# OBJECTIVE:
The records below hold pictures; please leave those out and retype the rest exactly.

=== DATA SUPPLIED ===

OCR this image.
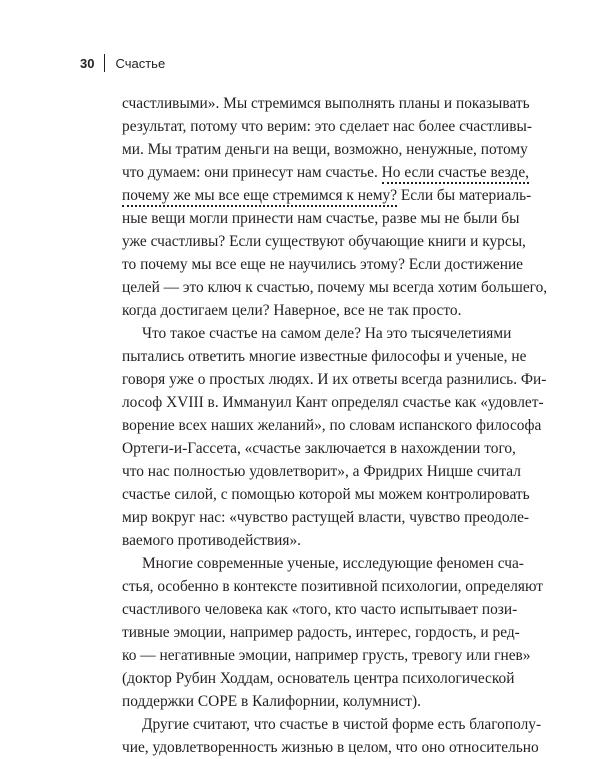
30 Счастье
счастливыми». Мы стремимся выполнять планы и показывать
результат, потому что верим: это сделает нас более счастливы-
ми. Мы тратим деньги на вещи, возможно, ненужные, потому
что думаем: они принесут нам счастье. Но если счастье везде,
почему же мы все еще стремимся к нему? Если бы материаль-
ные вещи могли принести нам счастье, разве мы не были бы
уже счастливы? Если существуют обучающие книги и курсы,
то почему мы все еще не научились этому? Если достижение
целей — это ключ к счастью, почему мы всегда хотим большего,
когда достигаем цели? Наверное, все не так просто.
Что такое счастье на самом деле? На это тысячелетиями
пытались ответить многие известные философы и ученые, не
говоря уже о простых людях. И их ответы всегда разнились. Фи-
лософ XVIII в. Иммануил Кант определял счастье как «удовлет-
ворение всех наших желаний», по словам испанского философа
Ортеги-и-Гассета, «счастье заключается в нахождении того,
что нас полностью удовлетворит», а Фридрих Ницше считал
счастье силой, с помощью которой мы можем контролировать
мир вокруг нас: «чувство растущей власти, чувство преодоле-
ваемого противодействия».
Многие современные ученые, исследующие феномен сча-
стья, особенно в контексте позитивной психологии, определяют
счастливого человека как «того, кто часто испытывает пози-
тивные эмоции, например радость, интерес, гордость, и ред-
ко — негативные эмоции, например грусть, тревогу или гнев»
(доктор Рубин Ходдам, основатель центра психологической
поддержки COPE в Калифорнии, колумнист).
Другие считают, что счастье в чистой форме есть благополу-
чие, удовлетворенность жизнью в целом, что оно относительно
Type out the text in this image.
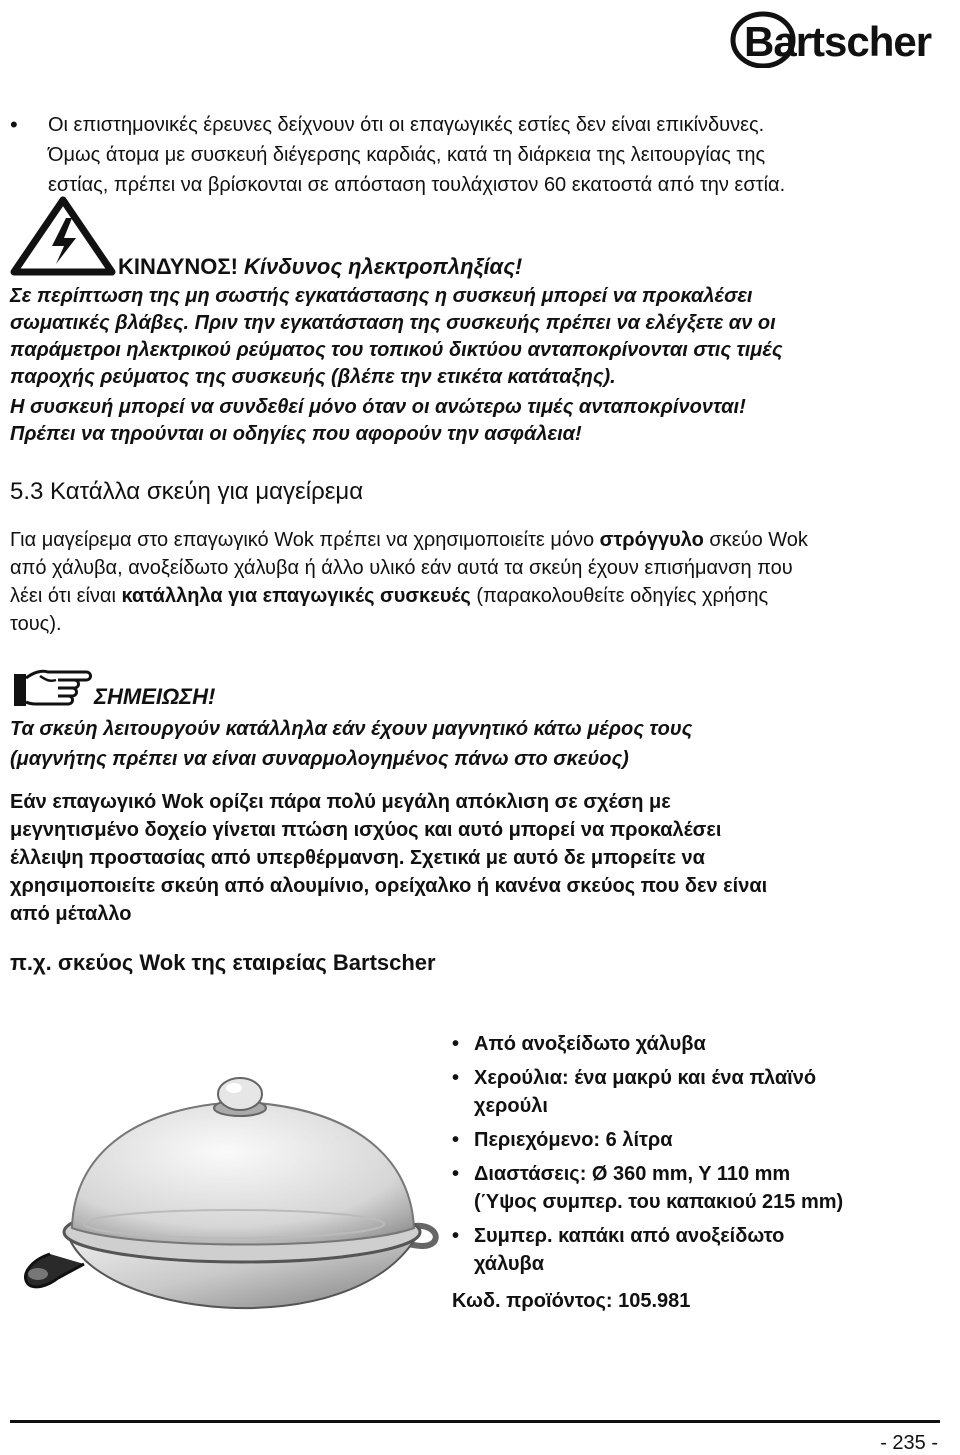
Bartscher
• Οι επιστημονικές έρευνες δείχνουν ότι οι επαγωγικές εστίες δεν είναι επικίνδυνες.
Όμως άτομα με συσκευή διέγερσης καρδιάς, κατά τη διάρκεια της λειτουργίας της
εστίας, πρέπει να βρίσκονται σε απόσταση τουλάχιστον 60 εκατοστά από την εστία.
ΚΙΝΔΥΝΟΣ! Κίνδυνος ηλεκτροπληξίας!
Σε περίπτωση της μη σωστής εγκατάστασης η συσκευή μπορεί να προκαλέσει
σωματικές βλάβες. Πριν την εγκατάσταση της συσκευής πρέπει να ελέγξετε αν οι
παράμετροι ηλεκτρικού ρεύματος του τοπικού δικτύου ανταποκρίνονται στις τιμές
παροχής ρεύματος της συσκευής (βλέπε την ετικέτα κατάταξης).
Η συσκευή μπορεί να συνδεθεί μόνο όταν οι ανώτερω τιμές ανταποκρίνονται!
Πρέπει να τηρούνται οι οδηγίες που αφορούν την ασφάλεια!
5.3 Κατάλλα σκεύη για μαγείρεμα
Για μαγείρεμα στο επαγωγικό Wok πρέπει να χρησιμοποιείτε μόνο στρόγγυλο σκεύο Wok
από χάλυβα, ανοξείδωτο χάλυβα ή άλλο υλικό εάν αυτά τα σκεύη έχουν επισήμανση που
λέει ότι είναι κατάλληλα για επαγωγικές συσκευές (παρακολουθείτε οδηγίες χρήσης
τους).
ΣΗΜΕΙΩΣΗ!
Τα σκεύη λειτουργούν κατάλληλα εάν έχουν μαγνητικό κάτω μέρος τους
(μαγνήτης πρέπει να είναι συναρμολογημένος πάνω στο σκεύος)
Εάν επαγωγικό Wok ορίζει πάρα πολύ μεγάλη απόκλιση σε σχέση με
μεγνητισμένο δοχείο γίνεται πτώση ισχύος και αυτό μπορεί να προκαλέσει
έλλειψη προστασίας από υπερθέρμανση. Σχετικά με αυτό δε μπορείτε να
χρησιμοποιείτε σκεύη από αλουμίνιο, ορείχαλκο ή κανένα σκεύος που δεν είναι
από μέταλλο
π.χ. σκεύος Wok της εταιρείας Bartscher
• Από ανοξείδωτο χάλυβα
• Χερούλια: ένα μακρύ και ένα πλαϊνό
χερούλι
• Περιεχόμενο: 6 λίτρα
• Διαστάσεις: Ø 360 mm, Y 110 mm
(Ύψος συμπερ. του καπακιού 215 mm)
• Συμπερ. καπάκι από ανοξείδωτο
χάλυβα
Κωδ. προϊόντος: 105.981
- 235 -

===

# SOLUTION TO THIS TASK:
OCR this image.
30 Счастье
счастливыми». Мы стремимся выполнять планы и показывать
результат, потому что верим: это сделает нас более счастливы-
ми. Мы тратим деньги на вещи, возможно, ненужные, потому
что думаем: они принесут нам счастье. Но если счастье везде,
почему же мы все еще стремимся к нему? Если бы материаль-
ные вещи могли принести нам счастье, разве мы не были бы
уже счастливы? Если существуют обучающие книги и курсы,
то почему мы все еще не научились этому? Если достижение
целей — это ключ к счастью, почему мы всегда хотим большего,
когда достигаем цели? Наверное, все не так просто.
Что такое счастье на самом деле? На это тысячелетиями
пытались ответить многие известные философы и ученые, не
говоря уже о простых людях. И их ответы всегда разнились. Фи-
лософ XVIII в. Иммануил Кант определял счастье как «удовлет-
ворение всех наших желаний», по словам испанского философа
Ортеги-и-Гассета, «счастье заключается в нахождении того,
что нас полностью удовлетворит», а Фридрих Ницше считал
счастье силой, с помощью которой мы можем контролировать
мир вокруг нас: «чувство растущей власти, чувство преодоле-
ваемого противодействия».
Многие современные ученые, исследующие феномен сча-
стья, особенно в контексте позитивной психологии, определяют
счастливого человека как «того, кто часто испытывает пози-
тивные эмоции, например радость, интерес, гордость, и ред-
ко — негативные эмоции, например грусть, тревогу или гнев»
(доктор Рубин Ходдам, основатель центра психологической
поддержки COPE в Калифорнии, колумнист).
Другие считают, что счастье в чистой форме есть благополу-
чие, удовлетворенность жизнью в целом, что оно относительно
Type out the text in this image.
Bartscher
• Οι επιστημονικές έρευνες δείχνουν ότι οι επαγωγικές εστίες δεν είναι επικίνδυνες.
Όμως άτομα με συσκευή διέγερσης καρδιάς, κατά τη διάρκεια της λειτουργίας της
εστίας, πρέπει να βρίσκονται σε απόσταση τουλάχιστον 60 εκατοστά από την εστία.
ΚΙΝΔΥΝΟΣ! Κίνδυνος ηλεκτροπληξίας!
Σε περίπτωση της μη σωστής εγκατάστασης η συσκευή μπορεί να προκαλέσει
σωματικές βλάβες. Πριν την εγκατάσταση της συσκευής πρέπει να ελέγξετε αν οι
παράμετροι ηλεκτρικού ρεύματος του τοπικού δικτύου ανταποκρίνονται στις τιμές
παροχής ρεύματος της συσκευής (βλέπε την ετικέτα κατάταξης).
Η συσκευή μπορεί να συνδεθεί μόνο όταν οι ανώτερω τιμές ανταποκρίνονται!
Πρέπει να τηρούνται οι οδηγίες που αφορούν την ασφάλεια!
5.3 Κατάλλα σκεύη για μαγείρεμα
Για μαγείρεμα στο επαγωγικό Wok πρέπει να χρησιμοποιείτε μόνο στρόγγυλο σκεύο Wok
από χάλυβα, ανοξείδωτο χάλυβα ή άλλο υλικό εάν αυτά τα σκεύη έχουν επισήμανση που
λέει ότι είναι κατάλληλα για επαγωγικές συσκευές (παρακολουθείτε οδηγίες χρήσης
τους).
ΣΗΜΕΙΩΣΗ!
Τα σκεύη λειτουργούν κατάλληλα εάν έχουν μαγνητικό κάτω μέρος τους
(μαγνήτης πρέπει να είναι συναρμολογημένος πάνω στο σκεύος)
Εάν επαγωγικό Wok ορίζει πάρα πολύ μεγάλη απόκλιση σε σχέση με
μεγνητισμένο δοχείο γίνεται πτώση ισχύος και αυτό μπορεί να προκαλέσει
έλλειψη προστασίας από υπερθέρμανση. Σχετικά με αυτό δε μπορείτε να
χρησιμοποιείτε σκεύη από αλουμίνιο, ορείχαλκο ή κανένα σκεύος που δεν είναι
από μέταλλο
π.χ. σκεύος Wok της εταιρείας Bartscher
• Από ανοξείδωτο χάλυβα
• Χερούλια: ένα μακρύ και ένα πλαϊνό
χερούλι
• Περιεχόμενο: 6 λίτρα
• Διαστάσεις: Ø 360 mm, Y 110 mm
(Ύψος συμπερ. του καπακιού 215 mm)
• Συμπερ. καπάκι από ανοξείδωτο
χάλυβα
Κωδ. προϊόντος: 105.981
- 235 -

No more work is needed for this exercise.